Collected data
..........
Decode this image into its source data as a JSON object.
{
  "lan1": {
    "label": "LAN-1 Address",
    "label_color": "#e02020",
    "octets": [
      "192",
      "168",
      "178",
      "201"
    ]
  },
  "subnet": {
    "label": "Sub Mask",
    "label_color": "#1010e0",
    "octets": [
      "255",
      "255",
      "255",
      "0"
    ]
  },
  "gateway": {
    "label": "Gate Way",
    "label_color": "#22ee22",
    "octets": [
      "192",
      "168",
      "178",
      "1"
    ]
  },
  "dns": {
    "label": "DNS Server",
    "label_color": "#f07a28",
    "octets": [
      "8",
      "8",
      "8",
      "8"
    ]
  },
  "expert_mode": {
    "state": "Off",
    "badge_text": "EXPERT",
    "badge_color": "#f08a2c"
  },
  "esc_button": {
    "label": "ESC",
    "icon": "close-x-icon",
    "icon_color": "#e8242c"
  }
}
..........
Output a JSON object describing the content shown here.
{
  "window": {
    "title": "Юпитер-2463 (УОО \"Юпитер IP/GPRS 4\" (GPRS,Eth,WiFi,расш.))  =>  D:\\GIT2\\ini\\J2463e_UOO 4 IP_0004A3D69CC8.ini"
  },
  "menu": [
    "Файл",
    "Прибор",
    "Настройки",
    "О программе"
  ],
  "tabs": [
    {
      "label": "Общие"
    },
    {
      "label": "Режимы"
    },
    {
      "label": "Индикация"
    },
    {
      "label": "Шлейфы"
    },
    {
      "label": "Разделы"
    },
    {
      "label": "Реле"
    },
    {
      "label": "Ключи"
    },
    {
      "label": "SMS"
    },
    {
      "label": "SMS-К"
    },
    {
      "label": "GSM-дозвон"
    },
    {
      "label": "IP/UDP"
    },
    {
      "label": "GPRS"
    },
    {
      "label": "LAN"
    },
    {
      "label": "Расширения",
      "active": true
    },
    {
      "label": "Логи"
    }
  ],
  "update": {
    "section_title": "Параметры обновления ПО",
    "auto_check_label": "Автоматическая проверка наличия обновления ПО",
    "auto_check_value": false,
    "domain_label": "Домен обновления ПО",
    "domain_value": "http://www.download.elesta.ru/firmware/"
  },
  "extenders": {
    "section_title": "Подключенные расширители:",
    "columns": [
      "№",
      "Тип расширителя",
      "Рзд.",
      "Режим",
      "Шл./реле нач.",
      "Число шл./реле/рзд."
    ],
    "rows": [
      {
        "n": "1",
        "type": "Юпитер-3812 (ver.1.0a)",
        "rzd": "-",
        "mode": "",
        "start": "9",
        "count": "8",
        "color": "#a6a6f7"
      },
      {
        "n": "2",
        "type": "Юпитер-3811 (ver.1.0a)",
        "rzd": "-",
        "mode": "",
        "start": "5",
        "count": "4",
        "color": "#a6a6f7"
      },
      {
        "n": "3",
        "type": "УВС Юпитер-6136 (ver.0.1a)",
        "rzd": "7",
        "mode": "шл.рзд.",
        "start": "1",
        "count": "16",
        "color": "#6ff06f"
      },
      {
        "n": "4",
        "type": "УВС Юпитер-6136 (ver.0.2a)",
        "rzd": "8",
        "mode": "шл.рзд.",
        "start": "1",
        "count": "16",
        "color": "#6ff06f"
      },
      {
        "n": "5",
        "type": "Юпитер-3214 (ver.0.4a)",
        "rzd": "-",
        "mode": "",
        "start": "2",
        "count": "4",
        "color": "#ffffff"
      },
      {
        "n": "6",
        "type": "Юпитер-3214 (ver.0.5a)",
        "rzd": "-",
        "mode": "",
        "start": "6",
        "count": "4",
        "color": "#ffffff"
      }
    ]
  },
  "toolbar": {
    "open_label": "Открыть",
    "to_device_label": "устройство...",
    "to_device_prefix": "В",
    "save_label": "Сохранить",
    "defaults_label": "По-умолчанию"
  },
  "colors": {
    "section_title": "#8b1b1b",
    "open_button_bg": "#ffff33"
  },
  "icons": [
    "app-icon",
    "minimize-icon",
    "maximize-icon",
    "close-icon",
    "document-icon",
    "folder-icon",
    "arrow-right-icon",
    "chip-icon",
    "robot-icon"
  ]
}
..........
__Problem to work on__.
Copy each line from the data above that includes "GPRS".

__Written reply__.
    "title": "Юпитер-2463 (УОО \"Юпитер IP/GPRS 4\" (GPRS,Eth,WiFi,расш.))  =>  D:\\GIT2\\ini\\J2463e_UOO 4 IP_0004A3D69CC8.ini"
      "label": "GPRS"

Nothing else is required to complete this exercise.